Adding Voice to Java EE With SIP Servlets

by Prasad Subramanian

Session Initiation Protocol (SIP) is a signaling protocol that is used to set up, modify, and terminate a session between two endpoints. SIP can be used to set up a two-party call, a multi-party call, or even a multicast session for Internet calls, multimedia calls, and multimedia distribution. JSR 116: SIP Servlet API is a server-side interface describing a container of SIP components or services. SIP servlets, servlets that run in a SIP container, are similar to HTTP Servlets, but also support the SIP protocol. Together, SIP and SIP servlets, are behind many popular telecommunications-based applications that provide services such as Voice-over-IP (VoIP), instant messaging, presence and buddy list management, as well as web conferencing.

SIP and SIP servlets are also important in the enterprise. Combined with Java EE technology, SIP servlets can be used to add rich media interactions to enterprise applications. JSR 289: SIP Servlet v1.1 updates the SIP Servlet API and defines a standard application programming model to mix SIP servlets and Java EE components. SIP servlets are going to play an even bigger part in building the next generation of telecommunications services.

This Tech Tip covers some of the basic concepts underlying SIP and SIP servlets. It also presents a sample application that uses SIP servlets and HTTP servlets to provide VoIP phone service.

What is SIP?

An easy way to describe SIP is to examine a usage scenario. Let's say a user identified as A wants to set up a call with a user identified as B. In a telecommunications setting, user A and B would communicate through what are called user agents. One example of a user agent is a soft phone -- a software program for making telephone calls over the Internet. Another example is a VoIP Phone -- a phone that uses VoIP. Here are the steps that need to happen to set up the call:

  1. A invites B to start a conversation. As part of the invitation, A indicates what media it is capable of supporting.

_EXERCISE A_. In the article on SIP servlets, rewrite the part that begins with "Session Initiation Protocol" and ends with "as web conferencing.", changing "endpoints" to "devices".
_EXERCISE B_. Summarize the article on SIP servlets in two sentences.

_GIVEN INFORMATION_.

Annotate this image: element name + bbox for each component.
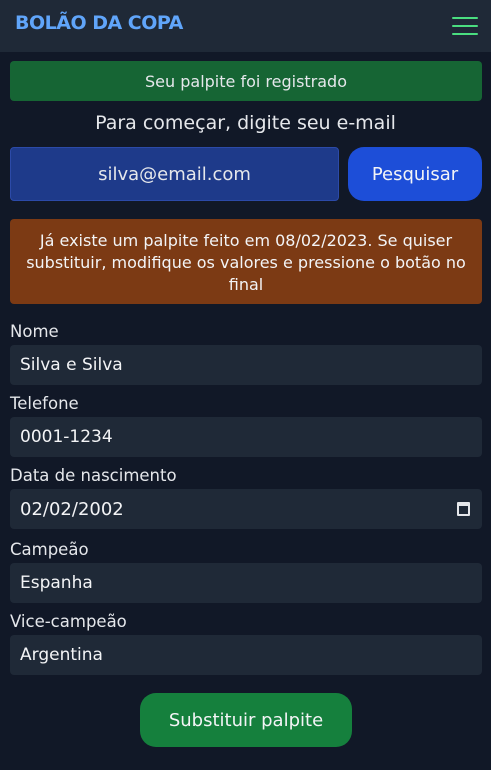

_EXERCISE OUTPUT A_.
Session Initiation Protocol (SIP) is a signaling protocol that is used to set up, modify, and terminate a session between two devices. SIP can be used to set up a two-party call, a multi-party call, or even a multicast session for Internet calls, multimedia calls, and multimedia distribution. JSR 116: SIP Servlet API is a server-side interface describing a container of SIP components or services. SIP servlets, servlets that run in a SIP container, are similar to HTTP Servlets, but also support the SIP protocol. Together, SIP and SIP servlets, are behind many popular telecommunications-based applications that provide services such as Voice-over-IP (VoIP), instant messaging, presence and buddy list management, as well as web conferencing.

_EXERCISE OUTPUT B_. SIP is a signaling protocol for setting up, modifying, and terminating sessions between two endpoints, and SIP servlets are components that run in a SIP container and are similar to HTTP servlets but also support SIP. Together they underpin telecommunications services such as VoIP, instant messaging, and web conferencing, and when combined with Java EE they can add rich media interactions to enterprise applications, a mix that JSR 289 standardizes.